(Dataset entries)
=-=-=
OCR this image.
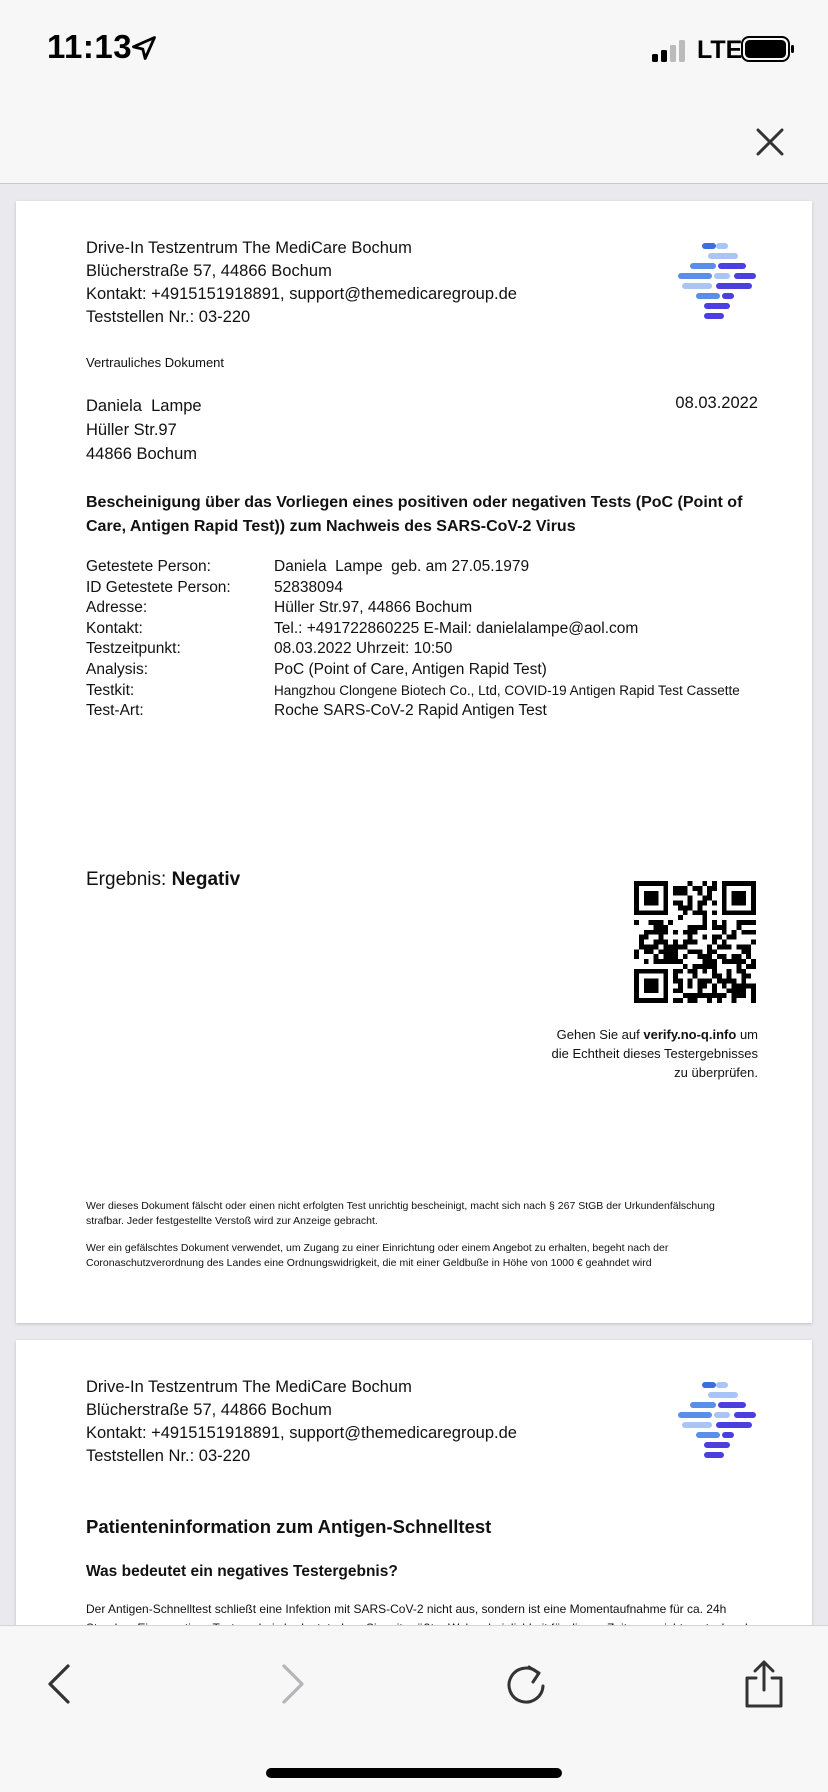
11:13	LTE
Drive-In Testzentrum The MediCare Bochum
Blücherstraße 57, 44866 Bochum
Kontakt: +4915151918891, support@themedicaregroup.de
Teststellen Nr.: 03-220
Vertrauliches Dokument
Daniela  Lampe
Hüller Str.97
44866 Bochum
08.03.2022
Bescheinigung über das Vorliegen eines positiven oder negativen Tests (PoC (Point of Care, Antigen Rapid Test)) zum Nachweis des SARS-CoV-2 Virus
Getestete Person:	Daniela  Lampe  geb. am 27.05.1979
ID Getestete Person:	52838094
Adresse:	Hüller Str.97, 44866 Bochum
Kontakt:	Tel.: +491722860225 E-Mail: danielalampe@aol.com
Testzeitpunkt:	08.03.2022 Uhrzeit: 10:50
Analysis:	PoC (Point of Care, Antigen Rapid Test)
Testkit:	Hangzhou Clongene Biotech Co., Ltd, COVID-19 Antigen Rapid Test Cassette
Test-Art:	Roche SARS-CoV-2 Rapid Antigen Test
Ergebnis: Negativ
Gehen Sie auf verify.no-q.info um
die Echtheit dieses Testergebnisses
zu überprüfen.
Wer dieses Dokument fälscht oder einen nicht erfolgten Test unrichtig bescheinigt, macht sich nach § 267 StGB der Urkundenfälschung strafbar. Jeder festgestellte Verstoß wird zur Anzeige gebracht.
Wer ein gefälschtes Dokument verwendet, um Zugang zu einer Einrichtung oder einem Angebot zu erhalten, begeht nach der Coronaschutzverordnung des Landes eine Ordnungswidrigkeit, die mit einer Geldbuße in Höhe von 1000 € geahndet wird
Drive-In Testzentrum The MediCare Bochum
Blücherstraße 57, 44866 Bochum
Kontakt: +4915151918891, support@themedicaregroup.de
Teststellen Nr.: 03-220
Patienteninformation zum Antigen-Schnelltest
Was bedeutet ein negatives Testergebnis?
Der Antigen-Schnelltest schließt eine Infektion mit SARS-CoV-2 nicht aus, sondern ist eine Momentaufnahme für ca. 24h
=-=-=
# Directions
Give back the records above exactly, with no pictures.

# Solution to this problem
OCR this image.
11:13	LTE
Drive-In Testzentrum The MediCare Bochum
Blücherstraße 57, 44866 Bochum
Kontakt: +4915151918891, support@themedicaregroup.de
Teststellen Nr.: 03-220
Vertrauliches Dokument
Daniela  Lampe
Hüller Str.97
44866 Bochum
08.03.2022
Bescheinigung über das Vorliegen eines positiven oder negativen Tests (PoC (Point of Care, Antigen Rapid Test)) zum Nachweis des SARS-CoV-2 Virus
Getestete Person:	Daniela  Lampe  geb. am 27.05.1979
ID Getestete Person:	52838094
Adresse:	Hüller Str.97, 44866 Bochum
Kontakt:	Tel.: +491722860225 E-Mail: danielalampe@aol.com
Testzeitpunkt:	08.03.2022 Uhrzeit: 10:50
Analysis:	PoC (Point of Care, Antigen Rapid Test)
Testkit:	Hangzhou Clongene Biotech Co., Ltd, COVID-19 Antigen Rapid Test Cassette
Test-Art:	Roche SARS-CoV-2 Rapid Antigen Test
Ergebnis: Negativ
Gehen Sie auf verify.no-q.info um
die Echtheit dieses Testergebnisses
zu überprüfen.
Wer dieses Dokument fälscht oder einen nicht erfolgten Test unrichtig bescheinigt, macht sich nach § 267 StGB der Urkundenfälschung strafbar. Jeder festgestellte Verstoß wird zur Anzeige gebracht.
Wer ein gefälschtes Dokument verwendet, um Zugang zu einer Einrichtung oder einem Angebot zu erhalten, begeht nach der Coronaschutzverordnung des Landes eine Ordnungswidrigkeit, die mit einer Geldbuße in Höhe von 1000 € geahndet wird
Drive-In Testzentrum The MediCare Bochum
Blücherstraße 57, 44866 Bochum
Kontakt: +4915151918891, support@themedicaregroup.de
Teststellen Nr.: 03-220
Patienteninformation zum Antigen-Schnelltest
Was bedeutet ein negatives Testergebnis?
Der Antigen-Schnelltest schließt eine Infektion mit SARS-CoV-2 nicht aus, sondern ist eine Momentaufnahme für ca. 24h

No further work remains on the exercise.